- [Work task A] Sum up the text about the market sell-off in two sentences.
- [Work task B] From the market sell-off text, set down the part that opens with the words containing "In early European" and closes with "IMF said yesterday.".

- [Text]
HONG KONG, Sept 16 — Asian markets sold off sharply today and Europe looked set to follow as investors braced for a hefty US rate hike next week amid growing concerns of a global recession following warnings from the World Bank and the International Monetary Fund.
“There is pain emerging in the equities markets and we are entering a phase where there will be further liquidation because rates are going to stay higher for longer,” said Suresh Tantia, senior investment strategist at Credit Suisse. Japan’s threats of currency intervention might slow but not stop the yen from hurtling towards three-decade lows before the year end, market analysts and fund managers say.
In early European trades, the pan-region Euro Stoxx 50 futures were down 0.76 per cent at 3,517, German DAX futures were down 0.93 per cent at 12,849, FTSE futures were down 0.61 per cent at 7,247.5.The global economic outlook remains downbeat and some countries are expected to slip into recession in 2023, but it is too early to say if there will be a widespread global recession, the IMF said yesterday.

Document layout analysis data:
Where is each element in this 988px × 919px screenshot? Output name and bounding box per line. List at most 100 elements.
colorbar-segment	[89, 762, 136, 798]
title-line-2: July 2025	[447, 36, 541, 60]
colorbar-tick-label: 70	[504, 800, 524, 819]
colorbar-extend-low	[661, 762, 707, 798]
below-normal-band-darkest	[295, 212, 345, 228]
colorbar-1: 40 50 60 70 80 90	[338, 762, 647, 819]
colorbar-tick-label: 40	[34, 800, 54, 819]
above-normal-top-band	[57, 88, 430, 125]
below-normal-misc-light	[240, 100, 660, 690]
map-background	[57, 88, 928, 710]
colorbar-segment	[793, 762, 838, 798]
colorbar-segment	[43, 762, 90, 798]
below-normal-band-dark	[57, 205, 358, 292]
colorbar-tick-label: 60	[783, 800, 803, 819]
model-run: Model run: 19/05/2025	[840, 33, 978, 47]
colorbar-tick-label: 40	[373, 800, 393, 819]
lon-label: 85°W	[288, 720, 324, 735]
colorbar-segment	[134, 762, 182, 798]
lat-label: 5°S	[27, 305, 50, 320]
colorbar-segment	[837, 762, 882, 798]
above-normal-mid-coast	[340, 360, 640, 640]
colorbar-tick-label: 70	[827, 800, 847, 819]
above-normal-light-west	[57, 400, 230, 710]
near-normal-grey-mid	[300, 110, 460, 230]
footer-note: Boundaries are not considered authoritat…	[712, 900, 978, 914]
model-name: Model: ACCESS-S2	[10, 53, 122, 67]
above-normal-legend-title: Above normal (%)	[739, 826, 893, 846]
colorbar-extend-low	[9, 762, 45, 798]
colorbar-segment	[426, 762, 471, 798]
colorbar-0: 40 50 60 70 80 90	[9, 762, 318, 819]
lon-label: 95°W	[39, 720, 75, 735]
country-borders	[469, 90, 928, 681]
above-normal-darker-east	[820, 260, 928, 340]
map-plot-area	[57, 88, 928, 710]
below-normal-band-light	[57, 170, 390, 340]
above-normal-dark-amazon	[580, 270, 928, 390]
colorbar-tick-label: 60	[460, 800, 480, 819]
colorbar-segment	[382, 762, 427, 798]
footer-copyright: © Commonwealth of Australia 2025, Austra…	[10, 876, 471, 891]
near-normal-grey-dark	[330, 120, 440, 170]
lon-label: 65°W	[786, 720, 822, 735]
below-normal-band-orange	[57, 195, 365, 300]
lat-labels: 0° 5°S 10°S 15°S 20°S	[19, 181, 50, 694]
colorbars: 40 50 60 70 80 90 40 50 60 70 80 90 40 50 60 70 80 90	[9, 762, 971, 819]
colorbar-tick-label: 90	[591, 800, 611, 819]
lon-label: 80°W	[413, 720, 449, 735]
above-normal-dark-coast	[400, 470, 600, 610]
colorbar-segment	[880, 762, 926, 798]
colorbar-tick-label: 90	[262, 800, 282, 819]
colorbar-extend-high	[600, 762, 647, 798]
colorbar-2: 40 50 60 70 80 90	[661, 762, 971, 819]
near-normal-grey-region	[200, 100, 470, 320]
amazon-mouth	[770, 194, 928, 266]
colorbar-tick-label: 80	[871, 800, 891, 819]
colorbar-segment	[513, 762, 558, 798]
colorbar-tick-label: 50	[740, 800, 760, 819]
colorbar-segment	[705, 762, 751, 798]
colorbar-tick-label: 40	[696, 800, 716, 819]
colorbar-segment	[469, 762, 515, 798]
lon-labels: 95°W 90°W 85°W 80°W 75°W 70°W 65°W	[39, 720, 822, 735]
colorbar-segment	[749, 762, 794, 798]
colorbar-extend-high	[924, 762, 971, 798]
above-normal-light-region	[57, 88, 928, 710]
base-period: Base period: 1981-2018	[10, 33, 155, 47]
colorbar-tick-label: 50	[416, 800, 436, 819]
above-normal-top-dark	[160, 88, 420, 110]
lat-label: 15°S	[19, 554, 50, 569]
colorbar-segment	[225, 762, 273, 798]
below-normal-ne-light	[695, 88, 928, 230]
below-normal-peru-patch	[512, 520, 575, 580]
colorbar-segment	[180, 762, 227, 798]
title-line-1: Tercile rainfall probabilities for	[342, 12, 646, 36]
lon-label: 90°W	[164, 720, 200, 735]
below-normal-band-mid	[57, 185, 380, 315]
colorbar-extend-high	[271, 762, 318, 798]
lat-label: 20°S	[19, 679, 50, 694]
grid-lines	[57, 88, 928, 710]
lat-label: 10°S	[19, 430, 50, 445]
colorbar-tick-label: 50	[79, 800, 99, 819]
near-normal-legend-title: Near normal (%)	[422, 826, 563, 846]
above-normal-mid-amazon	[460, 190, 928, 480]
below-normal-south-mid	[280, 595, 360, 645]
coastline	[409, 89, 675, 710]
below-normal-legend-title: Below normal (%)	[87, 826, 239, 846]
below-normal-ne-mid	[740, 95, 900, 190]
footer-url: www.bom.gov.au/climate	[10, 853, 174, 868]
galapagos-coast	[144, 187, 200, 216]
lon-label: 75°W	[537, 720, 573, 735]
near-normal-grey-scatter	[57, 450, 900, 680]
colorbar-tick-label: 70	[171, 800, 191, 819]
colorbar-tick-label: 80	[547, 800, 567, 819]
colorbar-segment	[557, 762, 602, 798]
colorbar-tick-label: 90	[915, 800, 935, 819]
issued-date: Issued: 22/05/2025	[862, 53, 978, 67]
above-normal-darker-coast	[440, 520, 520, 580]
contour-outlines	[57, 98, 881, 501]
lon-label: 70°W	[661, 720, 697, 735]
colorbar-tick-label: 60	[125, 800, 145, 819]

- [Answer area A] Asian markets sold off sharply and Europe looked set to follow as investors braced for a large US rate hike and worried about a global recession after warnings from the World Bank and the IMF. In early European trading, futures were down, and the IMF said some countries are expected to slip into recession in 2023 but it is too early to say if there will be a widespread global recession.

- [Answer area B]
In early European trades, the pan-region Euro Stoxx 50 futures were down 0.76 per cent at 3,517, German DAX futures were down 0.93 per cent at 12,849, FTSE futures were down 0.61 per cent at 7,247.5.The global economic outlook remains downbeat and some countries are expected to slip into recession in 2023, but it is too early to say if there will be a widespread global recession, the IMF said yesterday.